## BEGIN

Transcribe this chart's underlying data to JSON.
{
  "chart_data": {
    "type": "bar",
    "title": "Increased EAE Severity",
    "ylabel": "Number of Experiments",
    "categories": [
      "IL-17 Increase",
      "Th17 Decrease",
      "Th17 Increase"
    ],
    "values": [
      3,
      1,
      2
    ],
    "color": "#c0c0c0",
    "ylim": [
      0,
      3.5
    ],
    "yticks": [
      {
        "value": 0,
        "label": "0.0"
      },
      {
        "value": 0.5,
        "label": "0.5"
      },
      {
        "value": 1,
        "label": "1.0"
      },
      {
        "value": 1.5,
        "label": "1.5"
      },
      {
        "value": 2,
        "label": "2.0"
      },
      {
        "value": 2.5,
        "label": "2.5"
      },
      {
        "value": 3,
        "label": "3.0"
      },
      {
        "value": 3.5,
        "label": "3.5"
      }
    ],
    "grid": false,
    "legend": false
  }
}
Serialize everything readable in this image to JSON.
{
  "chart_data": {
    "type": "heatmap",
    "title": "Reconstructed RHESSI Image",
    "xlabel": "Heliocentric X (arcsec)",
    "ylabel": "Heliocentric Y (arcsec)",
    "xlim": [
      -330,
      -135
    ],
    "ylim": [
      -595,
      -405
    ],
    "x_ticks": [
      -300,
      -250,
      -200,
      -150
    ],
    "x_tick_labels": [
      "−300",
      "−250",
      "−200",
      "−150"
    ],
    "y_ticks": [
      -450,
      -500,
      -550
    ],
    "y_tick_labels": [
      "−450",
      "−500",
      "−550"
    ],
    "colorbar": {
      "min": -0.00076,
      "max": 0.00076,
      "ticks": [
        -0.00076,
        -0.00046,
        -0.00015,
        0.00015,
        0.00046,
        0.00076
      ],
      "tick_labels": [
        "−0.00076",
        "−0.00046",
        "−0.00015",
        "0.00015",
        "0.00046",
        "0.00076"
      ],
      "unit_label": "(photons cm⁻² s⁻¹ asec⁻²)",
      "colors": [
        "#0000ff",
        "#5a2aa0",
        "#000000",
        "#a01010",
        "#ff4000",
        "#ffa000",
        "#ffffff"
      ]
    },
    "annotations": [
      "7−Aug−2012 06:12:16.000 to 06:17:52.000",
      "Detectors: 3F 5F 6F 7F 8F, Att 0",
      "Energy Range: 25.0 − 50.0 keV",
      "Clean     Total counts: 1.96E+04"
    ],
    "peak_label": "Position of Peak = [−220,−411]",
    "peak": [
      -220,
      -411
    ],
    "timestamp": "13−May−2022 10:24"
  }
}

## END
## BEGIN

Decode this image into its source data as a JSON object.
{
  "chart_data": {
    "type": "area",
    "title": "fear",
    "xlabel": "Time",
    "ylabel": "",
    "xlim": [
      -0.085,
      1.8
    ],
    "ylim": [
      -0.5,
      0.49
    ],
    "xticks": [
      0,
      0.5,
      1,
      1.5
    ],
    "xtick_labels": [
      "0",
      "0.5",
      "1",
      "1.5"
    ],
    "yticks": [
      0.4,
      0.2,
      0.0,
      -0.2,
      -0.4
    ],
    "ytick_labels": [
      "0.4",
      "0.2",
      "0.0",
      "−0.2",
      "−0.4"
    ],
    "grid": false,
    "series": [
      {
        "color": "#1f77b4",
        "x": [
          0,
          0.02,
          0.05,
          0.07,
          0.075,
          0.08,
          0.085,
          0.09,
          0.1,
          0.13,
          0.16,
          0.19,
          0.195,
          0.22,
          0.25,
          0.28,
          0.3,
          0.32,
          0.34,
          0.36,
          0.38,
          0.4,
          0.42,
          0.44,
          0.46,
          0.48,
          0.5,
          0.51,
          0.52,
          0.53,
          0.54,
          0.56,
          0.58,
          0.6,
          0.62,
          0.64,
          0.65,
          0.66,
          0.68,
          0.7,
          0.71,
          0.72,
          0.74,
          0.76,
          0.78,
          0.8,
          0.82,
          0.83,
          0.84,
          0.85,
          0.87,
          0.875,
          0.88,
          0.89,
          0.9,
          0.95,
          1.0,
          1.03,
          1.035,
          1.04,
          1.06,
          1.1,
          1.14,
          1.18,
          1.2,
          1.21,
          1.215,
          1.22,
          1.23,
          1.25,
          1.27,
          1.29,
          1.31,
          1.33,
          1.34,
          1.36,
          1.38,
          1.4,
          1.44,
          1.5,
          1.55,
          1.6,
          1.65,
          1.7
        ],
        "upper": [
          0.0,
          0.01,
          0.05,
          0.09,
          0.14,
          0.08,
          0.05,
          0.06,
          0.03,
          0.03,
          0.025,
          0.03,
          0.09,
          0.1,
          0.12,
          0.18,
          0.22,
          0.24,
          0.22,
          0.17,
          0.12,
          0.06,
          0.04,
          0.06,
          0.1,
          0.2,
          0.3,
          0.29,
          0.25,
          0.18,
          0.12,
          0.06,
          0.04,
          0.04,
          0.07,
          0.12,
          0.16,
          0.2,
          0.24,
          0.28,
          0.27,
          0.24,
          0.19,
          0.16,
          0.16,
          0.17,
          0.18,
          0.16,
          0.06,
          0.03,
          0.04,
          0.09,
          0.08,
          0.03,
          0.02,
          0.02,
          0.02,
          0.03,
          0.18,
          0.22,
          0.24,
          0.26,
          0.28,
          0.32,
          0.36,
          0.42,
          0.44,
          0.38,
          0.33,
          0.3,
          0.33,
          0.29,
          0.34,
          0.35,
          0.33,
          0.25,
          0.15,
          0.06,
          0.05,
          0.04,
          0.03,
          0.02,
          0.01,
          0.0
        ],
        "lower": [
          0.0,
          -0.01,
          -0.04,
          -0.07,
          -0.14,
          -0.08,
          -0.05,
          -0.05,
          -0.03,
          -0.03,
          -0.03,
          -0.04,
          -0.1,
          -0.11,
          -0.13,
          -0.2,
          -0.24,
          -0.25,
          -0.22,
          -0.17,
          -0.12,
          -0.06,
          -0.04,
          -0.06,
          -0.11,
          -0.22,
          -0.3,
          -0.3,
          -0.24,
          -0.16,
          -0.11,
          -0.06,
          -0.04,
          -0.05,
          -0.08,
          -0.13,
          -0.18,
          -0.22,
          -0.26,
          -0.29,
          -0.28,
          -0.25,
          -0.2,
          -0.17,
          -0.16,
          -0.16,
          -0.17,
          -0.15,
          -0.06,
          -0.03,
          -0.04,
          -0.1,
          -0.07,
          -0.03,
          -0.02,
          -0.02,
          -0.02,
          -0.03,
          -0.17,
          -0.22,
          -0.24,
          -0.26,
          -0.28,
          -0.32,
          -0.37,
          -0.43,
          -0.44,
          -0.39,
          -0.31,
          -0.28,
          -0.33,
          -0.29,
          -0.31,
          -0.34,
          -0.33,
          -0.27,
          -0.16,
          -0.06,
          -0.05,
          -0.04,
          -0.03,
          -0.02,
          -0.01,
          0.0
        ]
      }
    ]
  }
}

## END

PROBLEM TO SOLVE
Return a copy of every line that includes the word "title".

PROBLEM SOLUTION
    "title": "Increased EAE Severity",
    "title": "Reconstructed RHESSI Image",
    "title": "fear",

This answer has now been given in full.